» Task goal:
Below are some records. Pull every line that contains the word "三减三健".

##### The data #####

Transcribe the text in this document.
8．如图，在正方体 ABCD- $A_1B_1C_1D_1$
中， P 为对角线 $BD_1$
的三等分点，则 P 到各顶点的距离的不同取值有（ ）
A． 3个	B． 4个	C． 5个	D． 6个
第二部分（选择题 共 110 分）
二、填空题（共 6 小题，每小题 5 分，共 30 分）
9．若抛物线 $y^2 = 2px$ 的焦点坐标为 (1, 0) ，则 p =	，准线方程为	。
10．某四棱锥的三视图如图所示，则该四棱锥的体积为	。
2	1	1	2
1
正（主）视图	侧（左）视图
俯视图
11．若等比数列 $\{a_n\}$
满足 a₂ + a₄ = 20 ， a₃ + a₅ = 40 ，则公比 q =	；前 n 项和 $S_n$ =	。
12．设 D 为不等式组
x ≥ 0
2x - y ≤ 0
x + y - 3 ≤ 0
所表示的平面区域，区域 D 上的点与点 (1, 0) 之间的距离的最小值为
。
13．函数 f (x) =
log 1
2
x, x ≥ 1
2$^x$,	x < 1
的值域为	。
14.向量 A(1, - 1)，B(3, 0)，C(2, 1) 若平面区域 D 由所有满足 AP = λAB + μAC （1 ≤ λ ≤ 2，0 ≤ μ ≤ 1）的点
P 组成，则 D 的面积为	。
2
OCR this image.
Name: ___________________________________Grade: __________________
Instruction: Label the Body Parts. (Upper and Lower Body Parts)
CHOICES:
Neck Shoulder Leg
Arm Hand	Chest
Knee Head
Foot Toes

#####
##### The data #####

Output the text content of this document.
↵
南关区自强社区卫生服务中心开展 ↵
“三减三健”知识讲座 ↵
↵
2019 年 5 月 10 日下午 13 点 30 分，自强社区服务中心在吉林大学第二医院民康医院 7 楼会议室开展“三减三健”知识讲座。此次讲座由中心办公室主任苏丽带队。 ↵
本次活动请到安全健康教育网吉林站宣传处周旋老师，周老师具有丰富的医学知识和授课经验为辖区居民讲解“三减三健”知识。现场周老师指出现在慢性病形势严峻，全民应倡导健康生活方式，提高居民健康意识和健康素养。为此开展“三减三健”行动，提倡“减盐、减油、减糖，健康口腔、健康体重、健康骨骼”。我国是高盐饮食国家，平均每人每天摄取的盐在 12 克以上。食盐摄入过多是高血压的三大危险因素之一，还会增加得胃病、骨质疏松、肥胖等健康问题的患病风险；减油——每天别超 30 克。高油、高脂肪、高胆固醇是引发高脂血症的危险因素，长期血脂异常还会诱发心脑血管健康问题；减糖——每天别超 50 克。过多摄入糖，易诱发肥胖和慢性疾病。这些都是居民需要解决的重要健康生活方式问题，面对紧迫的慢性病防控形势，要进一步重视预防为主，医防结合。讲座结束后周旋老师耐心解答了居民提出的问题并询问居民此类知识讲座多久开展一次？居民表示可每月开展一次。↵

#####

» Worked solution:
“三减三健”知识讲座 ↵
2019 年 5 月 10 日下午 13 点 30 分，自强社区服务中心在吉林大学第二医院民康医院 7 楼会议室开展“三减三健”知识讲座。此次讲座由中心办公室主任苏丽带队。 ↵
本次活动请到安全健康教育网吉林站宣传处周旋老师，周老师具有丰富的医学知识和授课经验为辖区居民讲解“三减三健”知识。现场周老师指出现在慢性病形势严峻，全民应倡导健康生活方式，提高居民健康意识和健康素养。为此开展“三减三健”行动，提倡“减盐、减油、减糖，健康口腔、健康体重、健康骨骼”。我国是高盐饮食国家，平均每人每天摄取的盐在 12 克以上。食盐摄入过多是高血压的三大危险因素之一，还会增加得胃病、骨质疏松、肥胖等健康问题的患病风险；减油——每天别超 30 克。高油、高脂肪、高胆固醇是引发高脂血症的危险因素，长期血脂异常还会诱发心脑血管健康问题；减糖——每天别超 50 克。过多摄入糖，易诱发肥胖和慢性疾病。这些都是居民需要解决的重要健康生活方式问题，面对紧迫的慢性病防控形势，要进一步重视预防为主，医防结合。讲座结束后周旋老师耐心解答了居民提出的问题并询问居民此类知识讲座多久开展一次？居民表示可每月开展一次。↵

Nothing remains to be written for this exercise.